** WHAT YOU WILL DO **
Every line below should be copied exactly; drop the pictures.

BEGIN

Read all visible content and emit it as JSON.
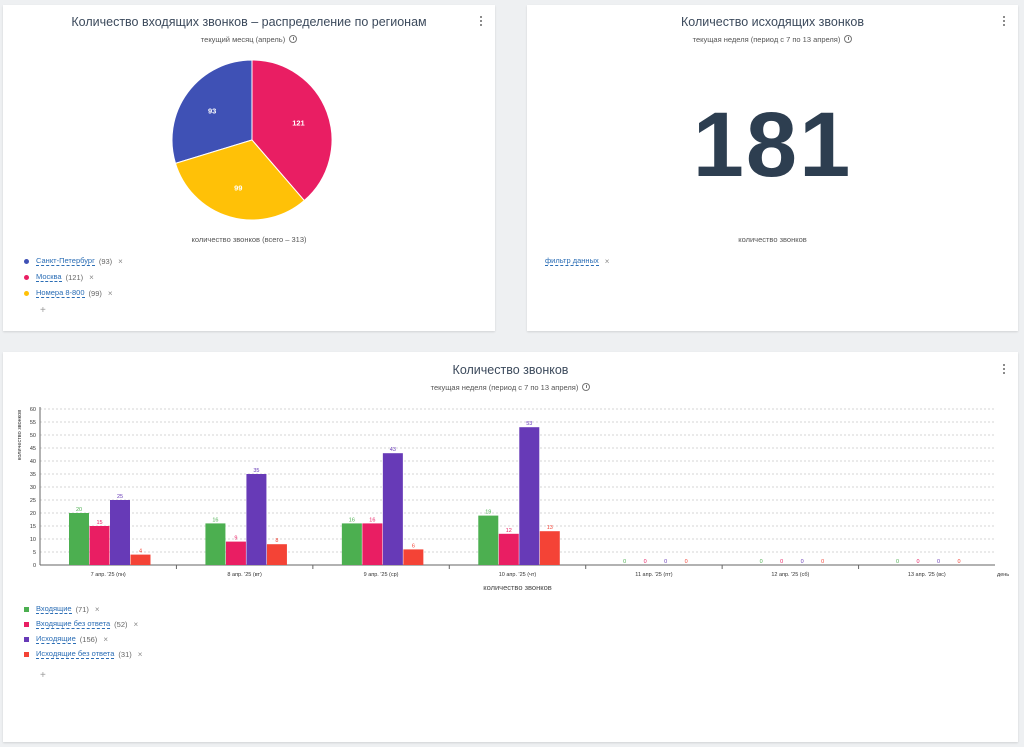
{
  "pie_card": {
    "title": "Количество входящих звонков – распределение по регионам",
    "subtitle": "текущий месяц (апрель)",
    "footer_label": "количество звонков  (всего – 313)",
    "legend": [
      {
        "label": "Санкт-Петербург",
        "count": "(93)",
        "color": "#3f51b5"
      },
      {
        "label": "Москва",
        "count": "(121)",
        "color": "#e91e63"
      },
      {
        "label": "Номера 8-800",
        "count": "(99)",
        "color": "#ffc107"
      }
    ],
    "remove_glyph": "×",
    "add_glyph": "+"
  },
  "number_card": {
    "title": "Количество исходящих звонков",
    "subtitle": "текущая неделя (период с 7 по 13 апреля)",
    "value": "181",
    "footer_label": "количество звонков",
    "filter_label": "фильтр данных",
    "remove_glyph": "×"
  },
  "bar_card": {
    "title": "Количество звонков",
    "subtitle": "текущая неделя (период с 7 по 13 апреля)",
    "legend": [
      {
        "label": "Входящие",
        "count": "(71)",
        "color": "#4caf50"
      },
      {
        "label": "Входящие без ответа",
        "count": "(52)",
        "color": "#e91e63"
      },
      {
        "label": "Исходящие",
        "count": "(156)",
        "color": "#673ab7"
      },
      {
        "label": "Исходящие без ответа",
        "count": "(31)",
        "color": "#f44336"
      }
    ],
    "remove_glyph": "×",
    "add_glyph": "+"
  },
  "chart_data": [
    {
      "type": "pie",
      "title": "Количество входящих звонков – распределение по регионам",
      "subtitle": "текущий месяц (апрель)",
      "xlabel": "количество звонков  (всего – 313)",
      "categories": [
        "Санкт-Петербург",
        "Москва",
        "Номера 8-800"
      ],
      "values": [
        93,
        121,
        99
      ],
      "colors": [
        "#3f51b5",
        "#e91e63",
        "#ffc107"
      ],
      "legend": "bottom-left"
    },
    {
      "type": "bar",
      "title": "Количество звонков",
      "subtitle": "текущая неделя (период с 7 по 13 апреля)",
      "xlabel": "количество звонков",
      "ylabel": "количество звонков",
      "x_unit_label": "день",
      "categories": [
        "7 апр. '25 (пн)",
        "8 апр. '25 (вт)",
        "9 апр. '25 (ср)",
        "10 апр. '25 (чт)",
        "11 апр. '25 (пт)",
        "12 апр. '25 (сб)",
        "13 апр. '25 (вс)"
      ],
      "series": [
        {
          "name": "Входящие",
          "color": "#4caf50",
          "values": [
            20,
            16,
            16,
            19,
            0,
            0,
            0
          ]
        },
        {
          "name": "Входящие без ответа",
          "color": "#e91e63",
          "values": [
            15,
            9,
            16,
            12,
            0,
            0,
            0
          ]
        },
        {
          "name": "Исходящие",
          "color": "#673ab7",
          "values": [
            25,
            35,
            43,
            53,
            0,
            0,
            0
          ]
        },
        {
          "name": "Исходящие без ответа",
          "color": "#f44336",
          "values": [
            4,
            8,
            6,
            13,
            0,
            0,
            0
          ]
        }
      ],
      "ylim": [
        0,
        60
      ],
      "yticks": [
        0,
        5,
        10,
        15,
        20,
        25,
        30,
        35,
        40,
        45,
        50,
        55,
        60
      ],
      "grid": true,
      "legend": "bottom-left"
    }
  ]
}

END

** ANSWER FOR THIS EXERCISE **
Read all visible content and emit it as JSON.
{
  "pie_card": {
    "title": "Количество входящих звонков – распределение по регионам",
    "subtitle": "текущий месяц (апрель)",
    "footer_label": "количество звонков  (всего – 313)",
    "legend": [
      {
        "label": "Санкт-Петербург",
        "count": "(93)",
        "color": "#3f51b5"
      },
      {
        "label": "Москва",
        "count": "(121)",
        "color": "#e91e63"
      },
      {
        "label": "Номера 8-800",
        "count": "(99)",
        "color": "#ffc107"
      }
    ],
    "remove_glyph": "×",
    "add_glyph": "+"
  },
  "number_card": {
    "title": "Количество исходящих звонков",
    "subtitle": "текущая неделя (период с 7 по 13 апреля)",
    "value": "181",
    "footer_label": "количество звонков",
    "filter_label": "фильтр данных",
    "remove_glyph": "×"
  },
  "bar_card": {
    "title": "Количество звонков",
    "subtitle": "текущая неделя (период с 7 по 13 апреля)",
    "legend": [
      {
        "label": "Входящие",
        "count": "(71)",
        "color": "#4caf50"
      },
      {
        "label": "Входящие без ответа",
        "count": "(52)",
        "color": "#e91e63"
      },
      {
        "label": "Исходящие",
        "count": "(156)",
        "color": "#673ab7"
      },
      {
        "label": "Исходящие без ответа",
        "count": "(31)",
        "color": "#f44336"
      }
    ],
    "remove_glyph": "×",
    "add_glyph": "+"
  },
  "chart_data": [
    {
      "type": "pie",
      "title": "Количество входящих звонков – распределение по регионам",
      "subtitle": "текущий месяц (апрель)",
      "xlabel": "количество звонков  (всего – 313)",
      "categories": [
        "Санкт-Петербург",
        "Москва",
        "Номера 8-800"
      ],
      "values": [
        93,
        121,
        99
      ],
      "colors": [
        "#3f51b5",
        "#e91e63",
        "#ffc107"
      ],
      "legend": "bottom-left"
    },
    {
      "type": "bar",
      "title": "Количество звонков",
      "subtitle": "текущая неделя (период с 7 по 13 апреля)",
      "xlabel": "количество звонков",
      "ylabel": "количество звонков",
      "x_unit_label": "день",
      "categories": [
        "7 апр. '25 (пн)",
        "8 апр. '25 (вт)",
        "9 апр. '25 (ср)",
        "10 апр. '25 (чт)",
        "11 апр. '25 (пт)",
        "12 апр. '25 (сб)",
        "13 апр. '25 (вс)"
      ],
      "series": [
        {
          "name": "Входящие",
          "color": "#4caf50",
          "values": [
            20,
            16,
            16,
            19,
            0,
            0,
            0
          ]
        },
        {
          "name": "Входящие без ответа",
          "color": "#e91e63",
          "values": [
            15,
            9,
            16,
            12,
            0,
            0,
            0
          ]
        },
        {
          "name": "Исходящие",
          "color": "#673ab7",
          "values": [
            25,
            35,
            43,
            53,
            0,
            0,
            0
          ]
        },
        {
          "name": "Исходящие без ответа",
          "color": "#f44336",
          "values": [
            4,
            8,
            6,
            13,
            0,
            0,
            0
          ]
        }
      ],
      "ylim": [
        0,
        60
      ],
      "yticks": [
        0,
        5,
        10,
        15,
        20,
        25,
        30,
        35,
        40,
        45,
        50,
        55,
        60
      ],
      "grid": true,
      "legend": "bottom-left"
    }
  ]
}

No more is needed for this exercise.